> _What is being asked_: Set down the records once more, please, exactly and with the pictures left out.

++++++++++

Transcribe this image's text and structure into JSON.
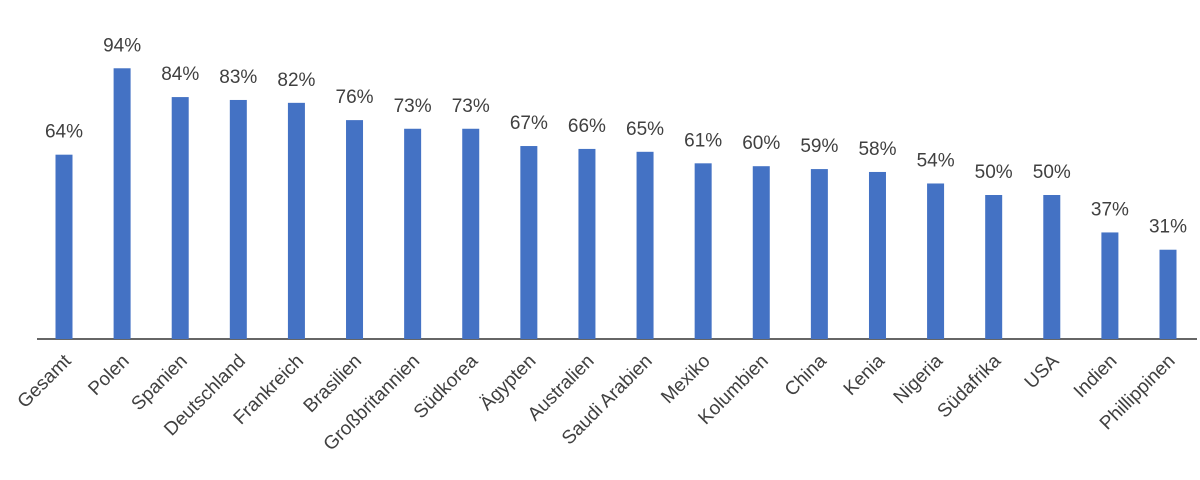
{
  "chart_data": {
    "type": "bar",
    "categories": [
      "Gesamt",
      "Polen",
      "Spanien",
      "Deutschland",
      "Frankreich",
      "Brasilien",
      "Großbritannien",
      "Südkorea",
      "Ägypten",
      "Australien",
      "Saudi Arabien",
      "Mexiko",
      "Kolumbien",
      "China",
      "Kenia",
      "Nigeria",
      "Südafrika",
      "USA",
      "Indien",
      "Phillippinen"
    ],
    "values": [
      64,
      94,
      84,
      83,
      82,
      76,
      73,
      73,
      67,
      66,
      65,
      61,
      60,
      59,
      58,
      54,
      50,
      50,
      37,
      31
    ],
    "value_labels": [
      "64%",
      "94%",
      "84%",
      "83%",
      "82%",
      "76%",
      "73%",
      "73%",
      "67%",
      "66%",
      "65%",
      "61%",
      "60%",
      "59%",
      "58%",
      "54%",
      "50%",
      "50%",
      "37%",
      "31%"
    ],
    "color": "#4472c4",
    "ylim": [
      0,
      100
    ]
  }
}
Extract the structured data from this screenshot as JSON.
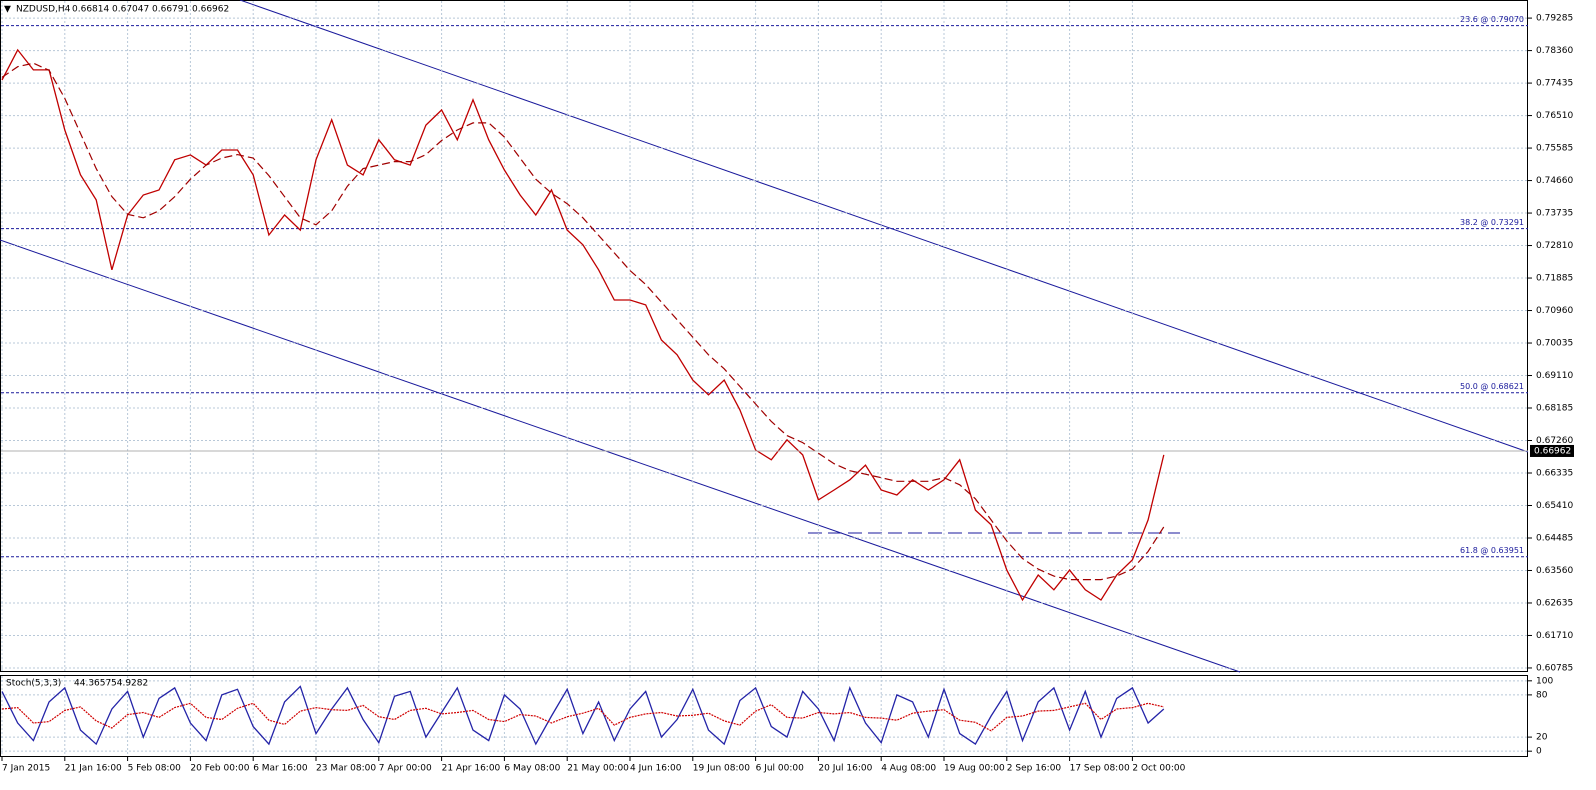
{
  "chart_data": [
    {
      "type": "line",
      "title": "NZDUSD,H4",
      "ohlc": [
        0.66814,
        0.67047,
        0.66791,
        0.66962
      ],
      "categories": [
        "7 Jan 2015",
        null,
        null,
        null,
        "21 Jan 16:00",
        null,
        null,
        null,
        "5 Feb 08:00",
        null,
        null,
        null,
        "20 Feb 00:00",
        null,
        null,
        null,
        "6 Mar 16:00",
        null,
        null,
        null,
        "23 Mar 08:00",
        null,
        null,
        null,
        "7 Apr 00:00",
        null,
        null,
        null,
        "21 Apr 16:00",
        null,
        null,
        null,
        "6 May 08:00",
        null,
        null,
        null,
        "21 May 00:00",
        null,
        null,
        null,
        "4 Jun 16:00",
        null,
        null,
        null,
        "19 Jun 08:00",
        null,
        null,
        null,
        "6 Jul 00:00",
        null,
        null,
        null,
        "20 Jul 16:00",
        null,
        null,
        null,
        "4 Aug 08:00",
        null,
        null,
        null,
        "19 Aug 00:00",
        null,
        null,
        null,
        "2 Sep 16:00",
        null,
        null,
        null,
        "17 Sep 08:00",
        null,
        null,
        null,
        "2 Oct 00:00",
        null,
        null
      ],
      "series": [
        {
          "color": "#c00000",
          "values": [
            0.7752,
            0.7838,
            0.7781,
            0.7781,
            0.761,
            0.7482,
            0.7411,
            0.7212,
            0.7368,
            0.7425,
            0.7439,
            0.7525,
            0.7539,
            0.751,
            0.7553,
            0.7553,
            0.7482,
            0.7311,
            0.7368,
            0.7325,
            0.7525,
            0.7639,
            0.751,
            0.7482,
            0.7582,
            0.7525,
            0.751,
            0.7624,
            0.7667,
            0.7582,
            0.7696,
            0.7582,
            0.7496,
            0.7425,
            0.7368,
            0.7439,
            0.7325,
            0.7283,
            0.7212,
            0.7126,
            0.7126,
            0.7112,
            0.7012,
            0.697,
            0.6898,
            0.6856,
            0.6898,
            0.6813,
            0.6699,
            0.6671,
            0.6728,
            0.6685,
            0.6557,
            0.6585,
            0.6614,
            0.6656,
            0.6585,
            0.6571,
            0.6614,
            0.6585,
            0.6614,
            0.6671,
            0.6528,
            0.6486,
            0.6357,
            0.6272,
            0.6343,
            0.6301,
            0.6357,
            0.6301,
            0.6272,
            0.6343,
            0.6386,
            0.65,
            0.6685
          ]
        },
        {
          "color": "#a00000",
          "dashed": true,
          "values": [
            0.776,
            0.779,
            0.78,
            0.778,
            0.77,
            0.76,
            0.75,
            0.742,
            0.737,
            0.736,
            0.738,
            0.742,
            0.747,
            0.751,
            0.753,
            0.754,
            0.753,
            0.748,
            0.742,
            0.736,
            0.734,
            0.738,
            0.745,
            0.75,
            0.751,
            0.752,
            0.752,
            0.754,
            0.758,
            0.761,
            0.763,
            0.763,
            0.759,
            0.753,
            0.747,
            0.743,
            0.74,
            0.736,
            0.731,
            0.726,
            0.721,
            0.717,
            0.712,
            0.707,
            0.702,
            0.697,
            0.693,
            0.688,
            0.683,
            0.678,
            0.674,
            0.672,
            0.669,
            0.666,
            0.664,
            0.663,
            0.662,
            0.661,
            0.661,
            0.661,
            0.662,
            0.66,
            0.656,
            0.65,
            0.644,
            0.639,
            0.636,
            0.634,
            0.633,
            0.633,
            0.633,
            0.634,
            0.636,
            0.641,
            0.648
          ]
        }
      ],
      "ylim": [
        0.6067,
        0.798
      ],
      "yticks": [
        0.79285,
        {
          "value": 0.7836,
          "label": "0.78360"
        },
        0.77435,
        {
          "value": 0.7651,
          "label": "0.76510"
        },
        0.75585,
        {
          "value": 0.7466,
          "label": "0.74660"
        },
        0.73735,
        {
          "value": 0.7281,
          "label": "0.72810"
        },
        0.71885,
        {
          "value": 0.7096,
          "label": "0.70960"
        },
        0.70035,
        {
          "value": 0.6911,
          "label": "0.69110"
        },
        0.68185,
        {
          "value": 0.6726,
          "label": "0.67260"
        },
        0.66335,
        {
          "value": 0.6541,
          "label": "0.65410"
        },
        0.64485,
        {
          "value": 0.6356,
          "label": "0.63560"
        },
        0.62635,
        {
          "value": 0.6171,
          "label": "0.61710"
        },
        0.60785
      ],
      "fib_levels": [
        {
          "value": 0.7907,
          "label": "23.6 @ 0.79070"
        },
        {
          "value": 0.73291,
          "label": "38.2 @ 0.73291"
        },
        {
          "value": 0.68621,
          "label": "50.0 @ 0.68621"
        },
        {
          "value": 0.63951,
          "label": "61.8 @ 0.63951"
        }
      ],
      "last_price": 0.66962,
      "grid": true
    },
    {
      "type": "line",
      "title": "Stoch(5,3,3)",
      "current": [
        44.3657,
        54.9282
      ],
      "series": [
        {
          "color": "#2424a8",
          "values": [
            85,
            40,
            15,
            70,
            90,
            30,
            10,
            60,
            85,
            20,
            75,
            90,
            40,
            15,
            80,
            88,
            35,
            10,
            70,
            92,
            25,
            60,
            90,
            45,
            12,
            78,
            85,
            20,
            55,
            90,
            30,
            15,
            80,
            60,
            10,
            50,
            88,
            25,
            70,
            15,
            60,
            85,
            20,
            45,
            88,
            30,
            10,
            72,
            90,
            35,
            20,
            85,
            60,
            15,
            90,
            40,
            12,
            80,
            70,
            20,
            88,
            25,
            10,
            50,
            85,
            15,
            70,
            90,
            30,
            85,
            20,
            75,
            90,
            40,
            60
          ]
        },
        {
          "color": "#d00000",
          "dashed": true,
          "values": [
            60,
            62,
            40,
            42,
            58,
            63,
            43,
            33,
            52,
            55,
            48,
            62,
            68,
            48,
            45,
            61,
            68,
            44,
            38,
            57,
            62,
            59,
            58,
            65,
            49,
            45,
            58,
            61,
            53,
            55,
            58,
            45,
            42,
            52,
            50,
            40,
            49,
            54,
            61,
            37,
            48,
            53,
            55,
            50,
            51,
            54,
            43,
            37,
            57,
            66,
            48,
            47,
            55,
            53,
            55,
            48,
            47,
            44,
            54,
            57,
            59,
            44,
            41,
            29,
            48,
            50,
            57,
            58,
            63,
            68,
            45,
            60,
            62,
            68,
            63
          ]
        }
      ],
      "ylim": [
        -4,
        104
      ],
      "yticks": [
        0,
        20,
        80,
        100
      ],
      "grid": true
    }
  ]
}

++++++++++

> _Solution to this task_:
Transcribe this image's text and structure into JSON.
{
  "chart_data": {
    "type": "bar",
    "categories": [
      "Gesamt",
      "Polen",
      "Spanien",
      "Deutschland",
      "Frankreich",
      "Brasilien",
      "Großbritannien",
      "Südkorea",
      "Ägypten",
      "Australien",
      "Saudi Arabien",
      "Mexiko",
      "Kolumbien",
      "China",
      "Kenia",
      "Nigeria",
      "Südafrika",
      "USA",
      "Indien",
      "Phillippinen"
    ],
    "values": [
      64,
      94,
      84,
      83,
      82,
      76,
      73,
      73,
      67,
      66,
      65,
      61,
      60,
      59,
      58,
      54,
      50,
      50,
      37,
      31
    ],
    "value_labels": [
      "64%",
      "94%",
      "84%",
      "83%",
      "82%",
      "76%",
      "73%",
      "73%",
      "67%",
      "66%",
      "65%",
      "61%",
      "60%",
      "59%",
      "58%",
      "54%",
      "50%",
      "50%",
      "37%",
      "31%"
    ],
    "color": "#4472c4",
    "ylim": [
      0,
      100
    ]
  }
}
Extract the structured data from this screenshot as JSON.
{
  "chart_data": [
    {
      "type": "line",
      "title": "NZDUSD,H4",
      "ohlc": [
        0.66814,
        0.67047,
        0.66791,
        0.66962
      ],
      "categories": [
        "7 Jan 2015",
        null,
        null,
        null,
        "21 Jan 16:00",
        null,
        null,
        null,
        "5 Feb 08:00",
        null,
        null,
        null,
        "20 Feb 00:00",
        null,
        null,
        null,
        "6 Mar 16:00",
        null,
        null,
        null,
        "23 Mar 08:00",
        null,
        null,
        null,
        "7 Apr 00:00",
        null,
        null,
        null,
        "21 Apr 16:00",
        null,
        null,
        null,
        "6 May 08:00",
        null,
        null,
        null,
        "21 May 00:00",
        null,
        null,
        null,
        "4 Jun 16:00",
        null,
        null,
        null,
        "19 Jun 08:00",
        null,
        null,
        null,
        "6 Jul 00:00",
        null,
        null,
        null,
        "20 Jul 16:00",
        null,
        null,
        null,
        "4 Aug 08:00",
        null,
        null,
        null,
        "19 Aug 00:00",
        null,
        null,
        null,
        "2 Sep 16:00",
        null,
        null,
        null,
        "17 Sep 08:00",
        null,
        null,
        null,
        "2 Oct 00:00",
        null,
        null
      ],
      "series": [
        {
          "color": "#c00000",
          "values": [
            0.7752,
            0.7838,
            0.7781,
            0.7781,
            0.761,
            0.7482,
            0.7411,
            0.7212,
            0.7368,
            0.7425,
            0.7439,
            0.7525,
            0.7539,
            0.751,
            0.7553,
            0.7553,
            0.7482,
            0.7311,
            0.7368,
            0.7325,
            0.7525,
            0.7639,
            0.751,
            0.7482,
            0.7582,
            0.7525,
            0.751,
            0.7624,
            0.7667,
            0.7582,
            0.7696,
            0.7582,
            0.7496,
            0.7425,
            0.7368,
            0.7439,
            0.7325,
            0.7283,
            0.7212,
            0.7126,
            0.7126,
            0.7112,
            0.7012,
            0.697,
            0.6898,
            0.6856,
            0.6898,
            0.6813,
            0.6699,
            0.6671,
            0.6728,
            0.6685,
            0.6557,
            0.6585,
            0.6614,
            0.6656,
            0.6585,
            0.6571,
            0.6614,
            0.6585,
            0.6614,
            0.6671,
            0.6528,
            0.6486,
            0.6357,
            0.6272,
            0.6343,
            0.6301,
            0.6357,
            0.6301,
            0.6272,
            0.6343,
            0.6386,
            0.65,
            0.6685
          ]
        },
        {
          "color": "#a00000",
          "dashed": true,
          "values": [
            0.776,
            0.779,
            0.78,
            0.778,
            0.77,
            0.76,
            0.75,
            0.742,
            0.737,
            0.736,
            0.738,
            0.742,
            0.747,
            0.751,
            0.753,
            0.754,
            0.753,
            0.748,
            0.742,
            0.736,
            0.734,
            0.738,
            0.745,
            0.75,
            0.751,
            0.752,
            0.752,
            0.754,
            0.758,
            0.761,
            0.763,
            0.763,
            0.759,
            0.753,
            0.747,
            0.743,
            0.74,
            0.736,
            0.731,
            0.726,
            0.721,
            0.717,
            0.712,
            0.707,
            0.702,
            0.697,
            0.693,
            0.688,
            0.683,
            0.678,
            0.674,
            0.672,
            0.669,
            0.666,
            0.664,
            0.663,
            0.662,
            0.661,
            0.661,
            0.661,
            0.662,
            0.66,
            0.656,
            0.65,
            0.644,
            0.639,
            0.636,
            0.634,
            0.633,
            0.633,
            0.633,
            0.634,
            0.636,
            0.641,
            0.648
          ]
        }
      ],
      "ylim": [
        0.6067,
        0.798
      ],
      "yticks": [
        0.79285,
        {
          "value": 0.7836,
          "label": "0.78360"
        },
        0.77435,
        {
          "value": 0.7651,
          "label": "0.76510"
        },
        0.75585,
        {
          "value": 0.7466,
          "label": "0.74660"
        },
        0.73735,
        {
          "value": 0.7281,
          "label": "0.72810"
        },
        0.71885,
        {
          "value": 0.7096,
          "label": "0.70960"
        },
        0.70035,
        {
          "value": 0.6911,
          "label": "0.69110"
        },
        0.68185,
        {
          "value": 0.6726,
          "label": "0.67260"
        },
        0.66335,
        {
          "value": 0.6541,
          "label": "0.65410"
        },
        0.64485,
        {
          "value": 0.6356,
          "label": "0.63560"
        },
        0.62635,
        {
          "value": 0.6171,
          "label": "0.61710"
        },
        0.60785
      ],
      "fib_levels": [
        {
          "value": 0.7907,
          "label": "23.6 @ 0.79070"
        },
        {
          "value": 0.73291,
          "label": "38.2 @ 0.73291"
        },
        {
          "value": 0.68621,
          "label": "50.0 @ 0.68621"
        },
        {
          "value": 0.63951,
          "label": "61.8 @ 0.63951"
        }
      ],
      "last_price": 0.66962,
      "grid": true
    },
    {
      "type": "line",
      "title": "Stoch(5,3,3)",
      "current": [
        44.3657,
        54.9282
      ],
      "series": [
        {
          "color": "#2424a8",
          "values": [
            85,
            40,
            15,
            70,
            90,
            30,
            10,
            60,
            85,
            20,
            75,
            90,
            40,
            15,
            80,
            88,
            35,
            10,
            70,
            92,
            25,
            60,
            90,
            45,
            12,
            78,
            85,
            20,
            55,
            90,
            30,
            15,
            80,
            60,
            10,
            50,
            88,
            25,
            70,
            15,
            60,
            85,
            20,
            45,
            88,
            30,
            10,
            72,
            90,
            35,
            20,
            85,
            60,
            15,
            90,
            40,
            12,
            80,
            70,
            20,
            88,
            25,
            10,
            50,
            85,
            15,
            70,
            90,
            30,
            85,
            20,
            75,
            90,
            40,
            60
          ]
        },
        {
          "color": "#d00000",
          "dashed": true,
          "values": [
            60,
            62,
            40,
            42,
            58,
            63,
            43,
            33,
            52,
            55,
            48,
            62,
            68,
            48,
            45,
            61,
            68,
            44,
            38,
            57,
            62,
            59,
            58,
            65,
            49,
            45,
            58,
            61,
            53,
            55,
            58,
            45,
            42,
            52,
            50,
            40,
            49,
            54,
            61,
            37,
            48,
            53,
            55,
            50,
            51,
            54,
            43,
            37,
            57,
            66,
            48,
            47,
            55,
            53,
            55,
            48,
            47,
            44,
            54,
            57,
            59,
            44,
            41,
            29,
            48,
            50,
            57,
            58,
            63,
            68,
            45,
            60,
            62,
            68,
            63
          ]
        }
      ],
      "ylim": [
        -4,
        104
      ],
      "yticks": [
        0,
        20,
        80,
        100
      ],
      "grid": true
    }
  ]
}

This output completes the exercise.